─── ESTRATTO DEL DOCUMENTO ───

Il guscio del secondo romanzo di Athos Zontini, La bella indifferenza, calcifica almeno apparentemente gli ineluttabili fantasmi della letteratura kafkiana.
Non per quanto riguarda lo stile, sia chiaro, ma per il tono del racconto.
Le mura portanti che l’autore napoletano ha voluto dare alla sua casa narrativa, sono invece quelle che indirizzano verso l’opera di Buzzati e di una parte del fantastico, inteso qui sia come genere letterario sia come marca esistenziale.
Dico Buzzati per il richiamo immediato che il nome del personaggio principale de La bella indifferenza suscita e, forse, anche per il lavoro e la quotidianità che Zontini gli affibbia.
Ettore Corbo, protagonista di questa opera seconda dell’autore napoletano, è infatti un quarantenne commercialista, attivo in uno studio creato dalla sua famiglia, ma di cui ora è socio “di minoranza”, così sintetizzeremmo.
Aggiungendo inoltre quanto il personaggio dichiari una (leggera?) crisi sistemica sul lavoro e nel rapporto con la moglie Marta.
Quanto avviene in queste due situazioni si fonda su di “un accumulo di tessuto cicatriziale”.
Entrambe si portano dietro una “svogliatezza” dovuta forse alla routine e, per quanto riguarda il rapporto con la moglie, una distonia causata dal non riuscire ad avere un figlio.
Anche il pretesto narrativo da cui si parte rimanda a Buzzati o, se non all’autore milanese (di certo erroneamente meno figo da citare, rispetto a Saramago o a Gogol), a certa letteratura fantastica, come appunto dicevamo prima. All’interno di questo tipo di lavori la “cadenza” metafisica è una costante, così come lo è ne La bella indifferenza.
Poi, certo, bisogna sottolineare come nel romanzo pesino i dati accessori, appunto quelli collegati con la vita sentimentale e lavorativa del personaggio. Che definiamo “accessori” unicamente per il loro essere utili a farne notare il suo progressivo allontanamento, non disperante, da quella che potremmo definire come “morale comune”.

─── VOCI DEL DATASET ───

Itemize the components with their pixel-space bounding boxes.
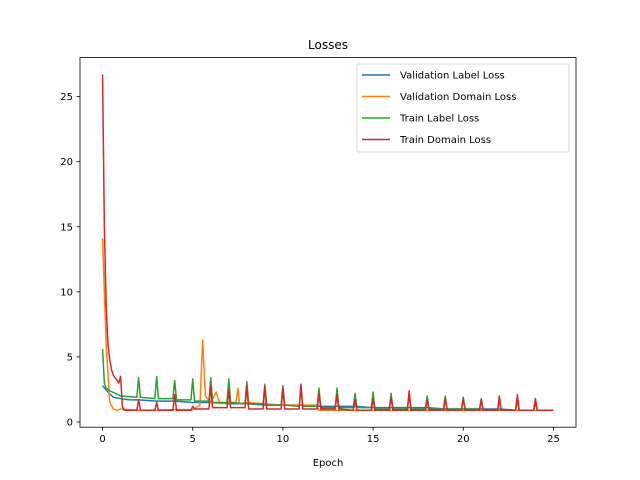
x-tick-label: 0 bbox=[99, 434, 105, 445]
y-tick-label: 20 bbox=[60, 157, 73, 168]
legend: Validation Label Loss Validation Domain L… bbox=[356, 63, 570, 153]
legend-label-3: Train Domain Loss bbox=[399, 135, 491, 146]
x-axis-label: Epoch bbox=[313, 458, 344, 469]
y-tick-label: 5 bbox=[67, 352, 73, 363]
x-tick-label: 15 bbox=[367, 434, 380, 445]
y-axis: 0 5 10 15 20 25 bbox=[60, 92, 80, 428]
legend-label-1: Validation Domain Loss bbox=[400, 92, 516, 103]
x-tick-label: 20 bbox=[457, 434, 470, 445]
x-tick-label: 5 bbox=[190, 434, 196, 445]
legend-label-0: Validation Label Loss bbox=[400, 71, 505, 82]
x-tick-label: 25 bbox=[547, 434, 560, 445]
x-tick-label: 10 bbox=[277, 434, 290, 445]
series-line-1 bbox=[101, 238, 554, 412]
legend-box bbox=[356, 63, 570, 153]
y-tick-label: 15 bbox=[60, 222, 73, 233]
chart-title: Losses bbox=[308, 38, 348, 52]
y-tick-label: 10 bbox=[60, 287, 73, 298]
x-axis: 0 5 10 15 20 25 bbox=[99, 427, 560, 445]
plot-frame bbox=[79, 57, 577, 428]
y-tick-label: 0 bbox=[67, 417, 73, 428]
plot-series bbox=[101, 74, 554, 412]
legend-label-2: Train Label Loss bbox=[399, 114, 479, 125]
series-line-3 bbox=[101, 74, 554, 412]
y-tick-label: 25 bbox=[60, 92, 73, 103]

───

COMPITI DA SVOLGERE »
A. Secondo la recensione de La bella indifferenza, che lavoro fa Ettore Corbo?
B. Riscrivi in forma più breve il paragrafo della recensione de La bella indifferenza che comincia con "Poi, certo, bisogna sottolineare", mantenendone i fatti principali.
C. Prosegui la recensione de La bella indifferenza a partire dalla sua ultima frase.
I record non hanno alcun ruolo in questo.

RISPOSTE AI COMPITI »
A. È un commercialista quarantenne, socio di minoranza nello studio creato dalla sua famiglia.

B. Nel romanzo hanno molto peso i dati accessori, cioè quelli legati alla vita sentimentale e lavorativa del protagonista. Sono definiti "accessori" solo perché mettono in evidenza il suo progressivo allontanamento, non disperante, dalla "morale comune".

C.
Una fra le tante morali comuni è quella che coinvolge il gruppo di conoscenti e di affetti riferito a Corbo.
Detto in breve. Corbo, una mattina (quante cose accadono la mattina…), dopo aver staccato gli occhi dallo smartphone si rende conto di non percepire più i volti delle persone, compreso il suo. Di punto in bianco.
Sembrerebbe una forma acuita di prosopagnosia, cioè la visione sfocata dei volti (si ringraziano i motori di ricerca…).
Il nostro personaggio si trova così a fronteggiare dei puri ovali color pelle, senza nessuno spigolo o curva a caratterizzarli. Nemmeno il suo, di volto, presenta più i tratti somatici che lo caratterizzano.
Il mondo di Corbo diventa così un grande insieme di manichini, praticamente indistinguibili gli uni dagli altri se non per la voce e i vestiti.
Corbo scopre nel tempo che gli unici mezzi per riappropriarsi del mondo come lo conosceva, sono la fotocamera e la rabbia: un freddo elemento tecnologico e uno dei sentimenti umani più “caldi”.
Da subito, il lettore viene catapultato in quella che potrebbe essere definita come una immane tragedia, un morselliano Dissipatio HG 2.0. Invece quello che Zontini crea sulla pagina attraverso le azioni del suo personaggio, è essenzialmente un cambiamento di prospettiva.
Il non vedere più le espressioni del volto di chi incontra, permette a Corbo di perdere almeno in parte certe inibizioni legate all’habitus sociale. Cosa che gli consente di prendere decisioni che altrimenti mai avrebbe portato alla superficie.
C’è una sua evoluzione quindi, che lo sposta da un sentire qualcosa di simile al senso di colpa verso gli altri all’indifferenza. Se all’inizio evita di raccontare quanto gli accade, avvertendo la sincerità del chiedere aiuto come una sorta di “cattiveria gratuita”, alla fine il non vedere più i volti diventa per lui meno di un fastidio.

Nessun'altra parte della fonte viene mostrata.